═══ DATA LISTING ═══

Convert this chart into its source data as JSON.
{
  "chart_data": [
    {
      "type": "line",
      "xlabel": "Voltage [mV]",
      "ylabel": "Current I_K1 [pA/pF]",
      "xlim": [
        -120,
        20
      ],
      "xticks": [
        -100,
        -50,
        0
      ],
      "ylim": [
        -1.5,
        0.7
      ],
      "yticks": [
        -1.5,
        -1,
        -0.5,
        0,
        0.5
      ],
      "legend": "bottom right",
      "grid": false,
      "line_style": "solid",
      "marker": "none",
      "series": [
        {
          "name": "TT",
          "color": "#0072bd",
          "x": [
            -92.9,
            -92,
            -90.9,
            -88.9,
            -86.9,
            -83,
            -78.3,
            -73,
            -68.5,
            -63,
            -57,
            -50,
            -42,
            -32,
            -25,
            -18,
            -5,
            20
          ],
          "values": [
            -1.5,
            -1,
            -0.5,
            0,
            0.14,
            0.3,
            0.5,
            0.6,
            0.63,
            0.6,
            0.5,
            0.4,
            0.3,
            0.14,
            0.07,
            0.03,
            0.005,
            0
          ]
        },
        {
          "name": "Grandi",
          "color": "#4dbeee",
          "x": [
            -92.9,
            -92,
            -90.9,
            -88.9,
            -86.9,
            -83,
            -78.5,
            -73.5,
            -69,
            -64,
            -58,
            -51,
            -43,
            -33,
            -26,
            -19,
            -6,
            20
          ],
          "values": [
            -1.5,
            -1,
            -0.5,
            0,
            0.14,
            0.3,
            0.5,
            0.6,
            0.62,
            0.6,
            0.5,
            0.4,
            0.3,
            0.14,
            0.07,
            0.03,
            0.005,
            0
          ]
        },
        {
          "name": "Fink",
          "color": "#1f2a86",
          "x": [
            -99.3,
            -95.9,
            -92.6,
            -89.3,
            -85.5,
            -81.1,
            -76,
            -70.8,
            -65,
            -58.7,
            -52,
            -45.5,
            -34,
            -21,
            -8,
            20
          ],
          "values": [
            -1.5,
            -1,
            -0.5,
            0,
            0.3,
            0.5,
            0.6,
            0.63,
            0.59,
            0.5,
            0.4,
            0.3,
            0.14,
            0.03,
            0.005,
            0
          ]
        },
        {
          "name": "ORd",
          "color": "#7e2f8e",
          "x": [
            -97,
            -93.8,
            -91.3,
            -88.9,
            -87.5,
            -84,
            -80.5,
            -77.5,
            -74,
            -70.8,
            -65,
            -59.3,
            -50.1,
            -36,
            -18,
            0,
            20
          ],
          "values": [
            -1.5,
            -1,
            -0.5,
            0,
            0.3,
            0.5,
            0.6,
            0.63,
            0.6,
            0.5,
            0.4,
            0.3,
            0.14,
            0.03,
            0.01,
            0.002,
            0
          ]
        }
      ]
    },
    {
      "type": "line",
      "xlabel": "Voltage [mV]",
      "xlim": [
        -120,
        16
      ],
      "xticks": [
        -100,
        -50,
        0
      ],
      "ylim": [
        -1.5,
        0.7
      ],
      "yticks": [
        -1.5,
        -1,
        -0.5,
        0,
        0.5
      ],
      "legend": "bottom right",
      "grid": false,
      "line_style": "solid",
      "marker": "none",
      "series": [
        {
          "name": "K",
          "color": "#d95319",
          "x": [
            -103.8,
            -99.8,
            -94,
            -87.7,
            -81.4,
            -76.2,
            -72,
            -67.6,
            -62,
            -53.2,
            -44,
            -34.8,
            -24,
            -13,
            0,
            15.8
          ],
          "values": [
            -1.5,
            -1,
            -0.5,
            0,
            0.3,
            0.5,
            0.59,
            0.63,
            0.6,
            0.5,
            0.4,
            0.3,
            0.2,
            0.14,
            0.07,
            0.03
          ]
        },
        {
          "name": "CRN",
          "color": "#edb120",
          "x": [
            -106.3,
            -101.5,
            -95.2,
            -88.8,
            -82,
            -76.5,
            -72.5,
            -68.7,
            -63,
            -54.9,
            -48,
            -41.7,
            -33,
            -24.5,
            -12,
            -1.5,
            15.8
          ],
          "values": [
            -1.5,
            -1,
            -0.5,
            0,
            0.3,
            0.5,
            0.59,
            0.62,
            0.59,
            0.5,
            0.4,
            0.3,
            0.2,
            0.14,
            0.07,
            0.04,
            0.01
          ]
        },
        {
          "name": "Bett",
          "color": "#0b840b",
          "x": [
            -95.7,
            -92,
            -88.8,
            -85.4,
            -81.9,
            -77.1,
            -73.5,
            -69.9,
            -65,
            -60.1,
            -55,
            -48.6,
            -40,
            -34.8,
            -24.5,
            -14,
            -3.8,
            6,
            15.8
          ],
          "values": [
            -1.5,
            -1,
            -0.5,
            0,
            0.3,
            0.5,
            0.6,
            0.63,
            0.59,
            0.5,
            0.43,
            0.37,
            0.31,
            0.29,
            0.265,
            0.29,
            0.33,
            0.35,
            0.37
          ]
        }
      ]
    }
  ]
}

═══

**PROBLEM DESCRIPTION**. Give back the whole listing exactly as it reads.

**FULL OUTPUT**.
Convert this chart into its source data as JSON.
{
  "chart_data": [
    {
      "type": "line",
      "xlabel": "Voltage [mV]",
      "ylabel": "Current I_K1 [pA/pF]",
      "xlim": [
        -120,
        20
      ],
      "xticks": [
        -100,
        -50,
        0
      ],
      "ylim": [
        -1.5,
        0.7
      ],
      "yticks": [
        -1.5,
        -1,
        -0.5,
        0,
        0.5
      ],
      "legend": "bottom right",
      "grid": false,
      "line_style": "solid",
      "marker": "none",
      "series": [
        {
          "name": "TT",
          "color": "#0072bd",
          "x": [
            -92.9,
            -92,
            -90.9,
            -88.9,
            -86.9,
            -83,
            -78.3,
            -73,
            -68.5,
            -63,
            -57,
            -50,
            -42,
            -32,
            -25,
            -18,
            -5,
            20
          ],
          "values": [
            -1.5,
            -1,
            -0.5,
            0,
            0.14,
            0.3,
            0.5,
            0.6,
            0.63,
            0.6,
            0.5,
            0.4,
            0.3,
            0.14,
            0.07,
            0.03,
            0.005,
            0
          ]
        },
        {
          "name": "Grandi",
          "color": "#4dbeee",
          "x": [
            -92.9,
            -92,
            -90.9,
            -88.9,
            -86.9,
            -83,
            -78.5,
            -73.5,
            -69,
            -64,
            -58,
            -51,
            -43,
            -33,
            -26,
            -19,
            -6,
            20
          ],
          "values": [
            -1.5,
            -1,
            -0.5,
            0,
            0.14,
            0.3,
            0.5,
            0.6,
            0.62,
            0.6,
            0.5,
            0.4,
            0.3,
            0.14,
            0.07,
            0.03,
            0.005,
            0
          ]
        },
        {
          "name": "Fink",
          "color": "#1f2a86",
          "x": [
            -99.3,
            -95.9,
            -92.6,
            -89.3,
            -85.5,
            -81.1,
            -76,
            -70.8,
            -65,
            -58.7,
            -52,
            -45.5,
            -34,
            -21,
            -8,
            20
          ],
          "values": [
            -1.5,
            -1,
            -0.5,
            0,
            0.3,
            0.5,
            0.6,
            0.63,
            0.59,
            0.5,
            0.4,
            0.3,
            0.14,
            0.03,
            0.005,
            0
          ]
        },
        {
          "name": "ORd",
          "color": "#7e2f8e",
          "x": [
            -97,
            -93.8,
            -91.3,
            -88.9,
            -87.5,
            -84,
            -80.5,
            -77.5,
            -74,
            -70.8,
            -65,
            -59.3,
            -50.1,
            -36,
            -18,
            0,
            20
          ],
          "values": [
            -1.5,
            -1,
            -0.5,
            0,
            0.3,
            0.5,
            0.6,
            0.63,
            0.6,
            0.5,
            0.4,
            0.3,
            0.14,
            0.03,
            0.01,
            0.002,
            0
          ]
        }
      ]
    },
    {
      "type": "line",
      "xlabel": "Voltage [mV]",
      "xlim": [
        -120,
        16
      ],
      "xticks": [
        -100,
        -50,
        0
      ],
      "ylim": [
        -1.5,
        0.7
      ],
      "yticks": [
        -1.5,
        -1,
        -0.5,
        0,
        0.5
      ],
      "legend": "bottom right",
      "grid": false,
      "line_style": "solid",
      "marker": "none",
      "series": [
        {
          "name": "K",
          "color": "#d95319",
          "x": [
            -103.8,
            -99.8,
            -94,
            -87.7,
            -81.4,
            -76.2,
            -72,
            -67.6,
            -62,
            -53.2,
            -44,
            -34.8,
            -24,
            -13,
            0,
            15.8
          ],
          "values": [
            -1.5,
            -1,
            -0.5,
            0,
            0.3,
            0.5,
            0.59,
            0.63,
            0.6,
            0.5,
            0.4,
            0.3,
            0.2,
            0.14,
            0.07,
            0.03
          ]
        },
        {
          "name": "CRN",
          "color": "#edb120",
          "x": [
            -106.3,
            -101.5,
            -95.2,
            -88.8,
            -82,
            -76.5,
            -72.5,
            -68.7,
            -63,
            -54.9,
            -48,
            -41.7,
            -33,
            -24.5,
            -12,
            -1.5,
            15.8
          ],
          "values": [
            -1.5,
            -1,
            -0.5,
            0,
            0.3,
            0.5,
            0.59,
            0.62,
            0.59,
            0.5,
            0.4,
            0.3,
            0.2,
            0.14,
            0.07,
            0.04,
            0.01
          ]
        },
        {
          "name": "Bett",
          "color": "#0b840b",
          "x": [
            -95.7,
            -92,
            -88.8,
            -85.4,
            -81.9,
            -77.1,
            -73.5,
            -69.9,
            -65,
            -60.1,
            -55,
            -48.6,
            -40,
            -34.8,
            -24.5,
            -14,
            -3.8,
            6,
            15.8
          ],
          "values": [
            -1.5,
            -1,
            -0.5,
            0,
            0.3,
            0.5,
            0.6,
            0.63,
            0.59,
            0.5,
            0.43,
            0.37,
            0.31,
            0.29,
            0.265,
            0.29,
            0.33,
            0.35,
            0.37
          ]
        }
      ]
    }
  ]
}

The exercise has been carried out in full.